### WHAT IS BEING ASKED
Answer these questions using the news article on the orphan drug designation for remdesivir.
1. How many years of exclusivity was the designation set to give the company?
2. What is the US patient threshold given for a disease to count as rare under orphan status?
3. Which group did Tahir Amin cofound?

Segment Start: DOCUMENT SECTION

Covid-19: Gilead withdraws orphan drug designation from potential treatment after criticism
BMJ 2020; 368 doi: https://doi.org/10.1136/bmj.m1259 (Published 26 March 2020) Cite this as: BMJ 2020;368:m1259Read our latest coverage of the coronavirus outbreak
The US Food and Drug Administration (FDA) has withdrawn orphan drug designation from a potential covid-19 treatment, after criticism that treating covid-19 as a rare disease was “disingenuous.”
Pharmaceutical company Gilead requested that the FDA withdraw the designation—which was set to give the company a longer exclusivity period (seven years instead of five) and significant tax incentives—just days after it was given.1
Remdesivir, which works to inhibit viral replication, is a drug currently being investigated as a potential treatment for covid-19 through several clinical trials.
Orphan status is a mechanism designed to promote the development of drugs for rare diseases, where there is only a small number of people (fewer than 200 000 people in the US) that could be treated.
Assistant director of the programme on regulation, therapeutics, and law, Ameet Sarpatwari, from Harvard Medical School, said, “The Orphan Drug Act was intended to spur the development of drugs for which there was no reasonable expectation of generating a profit, which is difficult to fathom in the case of a treatment for a growing pandemic.”
Meanwhile, Tahir Amin, cofounder and co-executive director of I-MAK—a US based group that campaigns for increased access to affordable drugs—told The BMJ that “to call covid-19 a rare disease is disingenuous.”
He said, “Gilead’s decision to rescind its request for orphan drug designation was the right thing to do. But it should never have happened in the first place. Covid-19 is endemic and will now live in our ecosystem, which is why vaccines are being developed to ensure people are inoculated against it to prevent further outbreaks. Every person will likely want or need to get a vaccine when it becomes available.

Segment End: DOCUMENT SECTION
Segment Start: SOURCE MATERIAL

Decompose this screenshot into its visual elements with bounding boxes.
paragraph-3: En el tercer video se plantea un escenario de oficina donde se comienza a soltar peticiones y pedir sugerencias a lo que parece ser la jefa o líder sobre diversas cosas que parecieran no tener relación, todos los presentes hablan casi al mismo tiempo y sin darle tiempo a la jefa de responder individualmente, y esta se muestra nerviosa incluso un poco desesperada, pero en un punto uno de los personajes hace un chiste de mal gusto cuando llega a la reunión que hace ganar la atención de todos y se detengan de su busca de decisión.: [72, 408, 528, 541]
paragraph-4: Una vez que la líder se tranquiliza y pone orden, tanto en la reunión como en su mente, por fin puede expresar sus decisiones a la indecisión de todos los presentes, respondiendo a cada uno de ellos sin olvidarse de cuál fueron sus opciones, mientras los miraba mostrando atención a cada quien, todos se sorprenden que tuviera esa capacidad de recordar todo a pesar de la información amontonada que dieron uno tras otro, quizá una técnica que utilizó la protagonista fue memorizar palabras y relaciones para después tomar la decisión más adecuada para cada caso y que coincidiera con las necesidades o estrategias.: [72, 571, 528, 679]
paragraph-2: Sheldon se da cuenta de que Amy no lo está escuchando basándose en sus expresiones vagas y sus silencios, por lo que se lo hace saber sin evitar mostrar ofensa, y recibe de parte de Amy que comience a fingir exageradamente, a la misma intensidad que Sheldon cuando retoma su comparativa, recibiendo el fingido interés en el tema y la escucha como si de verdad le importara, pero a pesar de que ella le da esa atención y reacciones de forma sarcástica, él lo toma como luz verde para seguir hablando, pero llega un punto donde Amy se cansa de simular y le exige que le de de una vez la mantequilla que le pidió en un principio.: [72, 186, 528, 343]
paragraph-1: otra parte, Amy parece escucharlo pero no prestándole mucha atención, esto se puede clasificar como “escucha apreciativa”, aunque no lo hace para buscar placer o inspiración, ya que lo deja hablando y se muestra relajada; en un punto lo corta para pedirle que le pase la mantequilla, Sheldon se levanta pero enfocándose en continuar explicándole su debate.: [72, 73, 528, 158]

Segment End: SOURCE MATERIAL

### TASK RESPONSE
1. Seven years.
2. Fewer than 200 000 people.
3. I-MAK.